◆ Supplied entries ◆
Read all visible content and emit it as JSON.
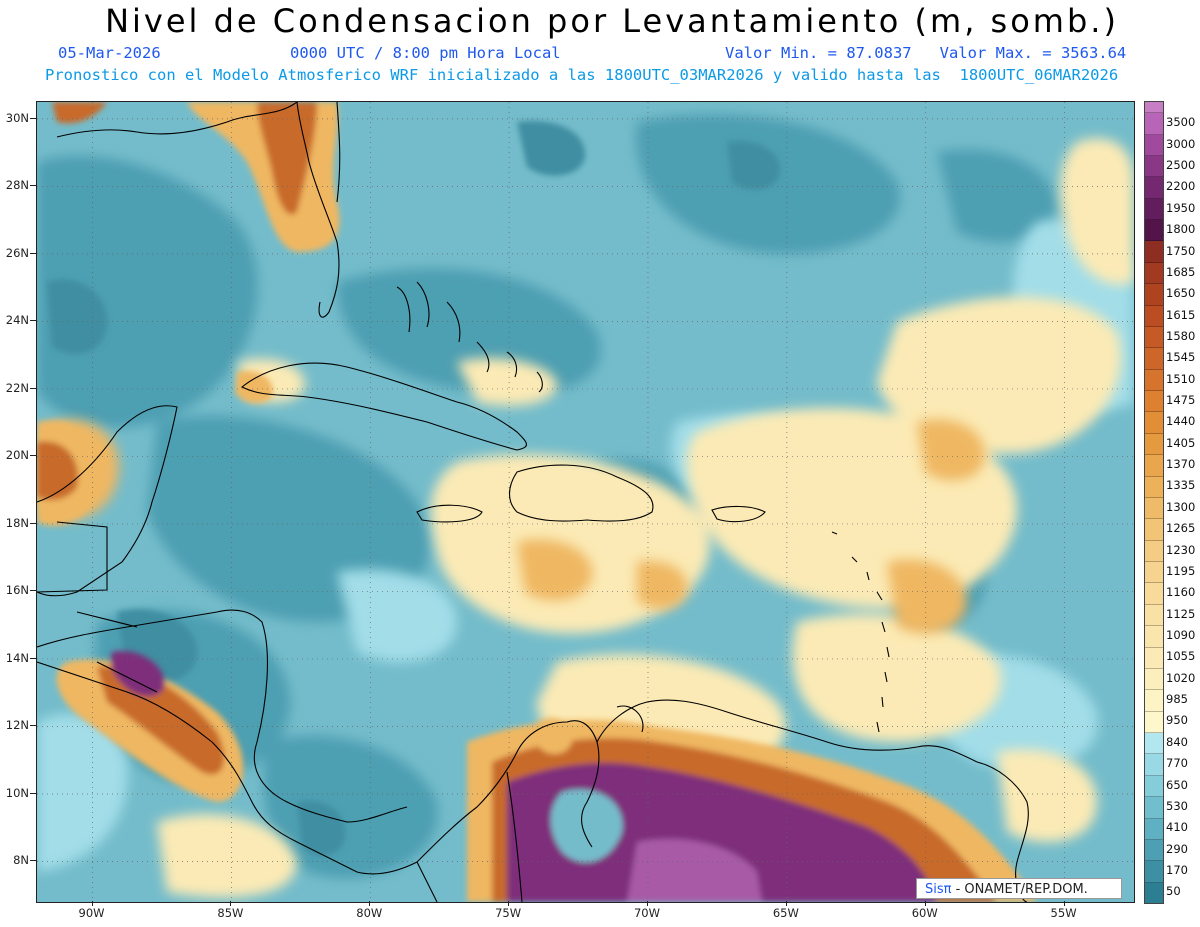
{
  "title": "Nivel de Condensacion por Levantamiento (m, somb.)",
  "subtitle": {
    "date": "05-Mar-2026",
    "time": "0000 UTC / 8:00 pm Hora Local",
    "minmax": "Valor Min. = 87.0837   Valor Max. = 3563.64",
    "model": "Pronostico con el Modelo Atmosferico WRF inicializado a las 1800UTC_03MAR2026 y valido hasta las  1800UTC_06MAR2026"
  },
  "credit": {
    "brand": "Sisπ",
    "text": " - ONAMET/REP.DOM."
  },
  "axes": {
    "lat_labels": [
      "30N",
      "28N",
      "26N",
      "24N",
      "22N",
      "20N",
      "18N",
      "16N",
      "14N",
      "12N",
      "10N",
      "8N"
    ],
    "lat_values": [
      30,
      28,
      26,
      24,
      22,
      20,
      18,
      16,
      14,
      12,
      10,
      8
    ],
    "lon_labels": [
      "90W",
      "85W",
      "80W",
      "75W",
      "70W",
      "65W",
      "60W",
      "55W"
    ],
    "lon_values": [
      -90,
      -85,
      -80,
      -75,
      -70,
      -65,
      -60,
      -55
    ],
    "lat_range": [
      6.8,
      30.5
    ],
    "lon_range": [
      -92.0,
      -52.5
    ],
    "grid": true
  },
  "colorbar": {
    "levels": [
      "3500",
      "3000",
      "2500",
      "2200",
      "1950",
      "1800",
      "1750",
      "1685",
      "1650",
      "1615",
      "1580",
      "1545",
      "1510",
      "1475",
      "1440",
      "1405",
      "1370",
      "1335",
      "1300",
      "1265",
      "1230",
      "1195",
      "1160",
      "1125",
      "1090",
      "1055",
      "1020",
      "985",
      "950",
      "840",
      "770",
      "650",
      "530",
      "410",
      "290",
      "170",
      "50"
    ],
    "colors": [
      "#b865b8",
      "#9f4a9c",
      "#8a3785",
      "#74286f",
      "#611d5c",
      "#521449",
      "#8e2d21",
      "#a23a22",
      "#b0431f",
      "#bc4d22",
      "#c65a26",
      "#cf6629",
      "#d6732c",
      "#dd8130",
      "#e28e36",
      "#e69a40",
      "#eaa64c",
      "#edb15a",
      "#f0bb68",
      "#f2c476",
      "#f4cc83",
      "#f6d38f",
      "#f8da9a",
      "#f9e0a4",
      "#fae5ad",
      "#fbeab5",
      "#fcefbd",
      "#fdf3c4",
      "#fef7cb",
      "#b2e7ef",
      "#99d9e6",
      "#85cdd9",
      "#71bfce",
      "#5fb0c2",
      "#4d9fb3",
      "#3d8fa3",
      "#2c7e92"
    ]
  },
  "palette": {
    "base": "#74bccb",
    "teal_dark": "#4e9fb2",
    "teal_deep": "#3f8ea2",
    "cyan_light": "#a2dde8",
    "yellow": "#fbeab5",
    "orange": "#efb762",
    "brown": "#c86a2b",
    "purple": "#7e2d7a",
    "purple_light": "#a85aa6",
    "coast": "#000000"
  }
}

* * *

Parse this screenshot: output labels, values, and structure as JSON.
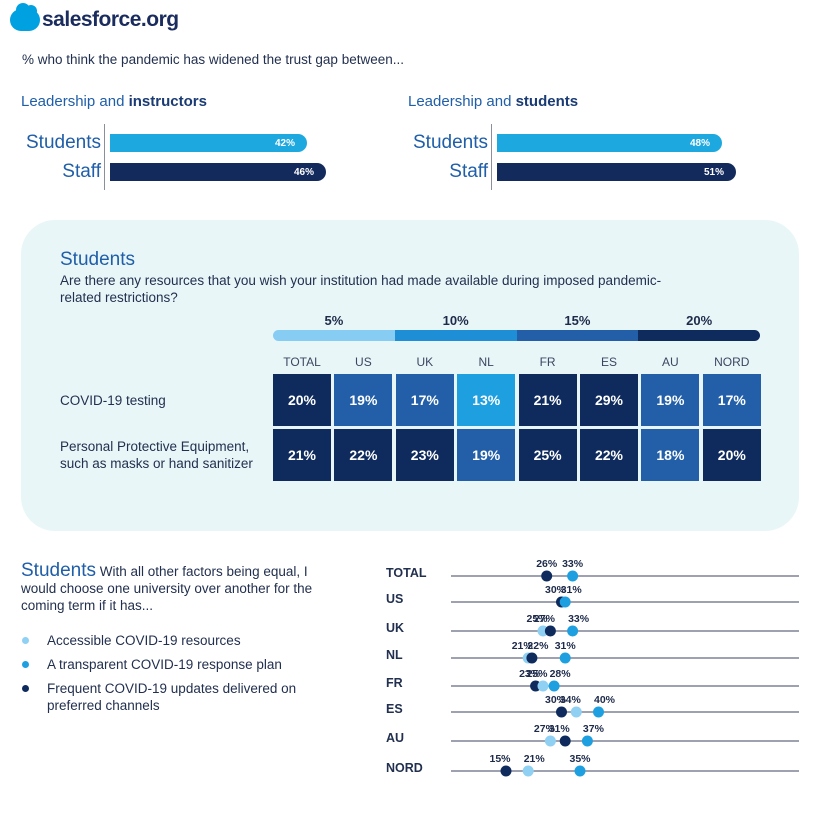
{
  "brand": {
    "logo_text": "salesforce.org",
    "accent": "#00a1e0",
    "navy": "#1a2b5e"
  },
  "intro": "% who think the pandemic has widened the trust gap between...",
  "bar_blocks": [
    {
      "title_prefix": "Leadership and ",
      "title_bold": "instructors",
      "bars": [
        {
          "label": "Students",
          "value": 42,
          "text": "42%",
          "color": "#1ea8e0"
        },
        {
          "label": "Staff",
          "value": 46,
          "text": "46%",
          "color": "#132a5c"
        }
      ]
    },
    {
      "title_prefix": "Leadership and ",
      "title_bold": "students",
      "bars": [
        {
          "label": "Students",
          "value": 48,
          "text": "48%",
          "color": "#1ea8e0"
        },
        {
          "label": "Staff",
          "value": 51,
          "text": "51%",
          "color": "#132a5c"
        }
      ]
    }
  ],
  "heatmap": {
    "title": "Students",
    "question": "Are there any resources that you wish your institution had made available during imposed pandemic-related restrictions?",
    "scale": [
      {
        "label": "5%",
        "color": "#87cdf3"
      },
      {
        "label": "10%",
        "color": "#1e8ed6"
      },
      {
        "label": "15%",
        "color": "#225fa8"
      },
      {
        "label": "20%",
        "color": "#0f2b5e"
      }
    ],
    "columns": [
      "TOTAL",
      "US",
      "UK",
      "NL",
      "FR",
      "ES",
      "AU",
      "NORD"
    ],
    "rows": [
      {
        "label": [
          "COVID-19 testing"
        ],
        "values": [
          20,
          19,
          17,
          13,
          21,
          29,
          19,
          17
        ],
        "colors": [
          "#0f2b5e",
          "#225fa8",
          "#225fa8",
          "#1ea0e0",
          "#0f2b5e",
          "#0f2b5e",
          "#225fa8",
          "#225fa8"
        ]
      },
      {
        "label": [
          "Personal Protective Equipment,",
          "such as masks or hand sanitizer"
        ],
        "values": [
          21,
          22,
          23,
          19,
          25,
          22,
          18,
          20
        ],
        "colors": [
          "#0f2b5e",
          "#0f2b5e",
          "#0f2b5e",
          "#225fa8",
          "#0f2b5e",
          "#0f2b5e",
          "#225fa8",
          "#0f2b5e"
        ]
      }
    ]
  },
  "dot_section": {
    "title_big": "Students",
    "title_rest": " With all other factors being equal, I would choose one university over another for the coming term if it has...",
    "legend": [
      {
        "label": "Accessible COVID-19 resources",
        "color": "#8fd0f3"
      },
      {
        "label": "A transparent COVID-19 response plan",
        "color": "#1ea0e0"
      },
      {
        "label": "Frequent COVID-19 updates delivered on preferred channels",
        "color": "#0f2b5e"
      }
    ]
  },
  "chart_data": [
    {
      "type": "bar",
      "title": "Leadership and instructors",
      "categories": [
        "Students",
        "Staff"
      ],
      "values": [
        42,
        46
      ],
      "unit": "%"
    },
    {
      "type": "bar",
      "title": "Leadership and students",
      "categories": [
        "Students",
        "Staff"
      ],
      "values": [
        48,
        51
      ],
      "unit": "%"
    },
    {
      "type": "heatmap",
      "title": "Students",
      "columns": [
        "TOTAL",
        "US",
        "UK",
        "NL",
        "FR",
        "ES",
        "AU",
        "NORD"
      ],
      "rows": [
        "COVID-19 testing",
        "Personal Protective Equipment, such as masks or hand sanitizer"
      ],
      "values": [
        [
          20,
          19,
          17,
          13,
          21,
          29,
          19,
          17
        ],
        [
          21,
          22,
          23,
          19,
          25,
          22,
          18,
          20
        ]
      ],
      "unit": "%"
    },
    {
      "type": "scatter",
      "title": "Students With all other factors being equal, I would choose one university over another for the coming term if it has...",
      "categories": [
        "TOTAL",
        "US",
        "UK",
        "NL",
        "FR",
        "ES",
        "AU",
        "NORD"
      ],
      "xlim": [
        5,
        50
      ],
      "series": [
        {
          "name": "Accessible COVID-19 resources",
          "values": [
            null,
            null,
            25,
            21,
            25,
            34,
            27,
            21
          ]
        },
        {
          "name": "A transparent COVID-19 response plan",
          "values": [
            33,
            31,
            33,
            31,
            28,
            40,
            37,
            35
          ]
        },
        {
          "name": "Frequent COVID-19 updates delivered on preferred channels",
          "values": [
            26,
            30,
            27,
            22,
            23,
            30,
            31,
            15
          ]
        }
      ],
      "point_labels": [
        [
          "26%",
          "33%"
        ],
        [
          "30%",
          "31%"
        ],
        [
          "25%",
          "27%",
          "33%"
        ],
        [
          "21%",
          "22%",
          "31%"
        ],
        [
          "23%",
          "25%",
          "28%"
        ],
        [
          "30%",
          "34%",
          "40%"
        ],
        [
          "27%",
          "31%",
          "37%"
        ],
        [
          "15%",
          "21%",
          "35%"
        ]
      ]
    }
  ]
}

...

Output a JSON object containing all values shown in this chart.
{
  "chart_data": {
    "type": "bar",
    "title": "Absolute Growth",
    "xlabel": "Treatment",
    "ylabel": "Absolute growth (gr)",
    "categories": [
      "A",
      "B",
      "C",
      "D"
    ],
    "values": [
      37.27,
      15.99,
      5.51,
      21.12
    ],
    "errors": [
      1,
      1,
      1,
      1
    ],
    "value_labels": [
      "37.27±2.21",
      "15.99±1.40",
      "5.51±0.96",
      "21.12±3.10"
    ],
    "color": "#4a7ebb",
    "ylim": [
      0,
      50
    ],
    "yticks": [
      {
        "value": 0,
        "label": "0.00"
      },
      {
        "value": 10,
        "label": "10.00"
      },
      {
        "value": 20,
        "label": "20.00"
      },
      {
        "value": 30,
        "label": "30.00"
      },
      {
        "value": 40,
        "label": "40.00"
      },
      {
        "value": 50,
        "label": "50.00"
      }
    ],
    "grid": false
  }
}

◆ The problem ◆
Scan the material above. Copy each line where "masks" occurs.

◆ Result for this exercise ◆
          "such as masks or hand sanitizer"
        "Personal Protective Equipment, such as masks or hand sanitizer"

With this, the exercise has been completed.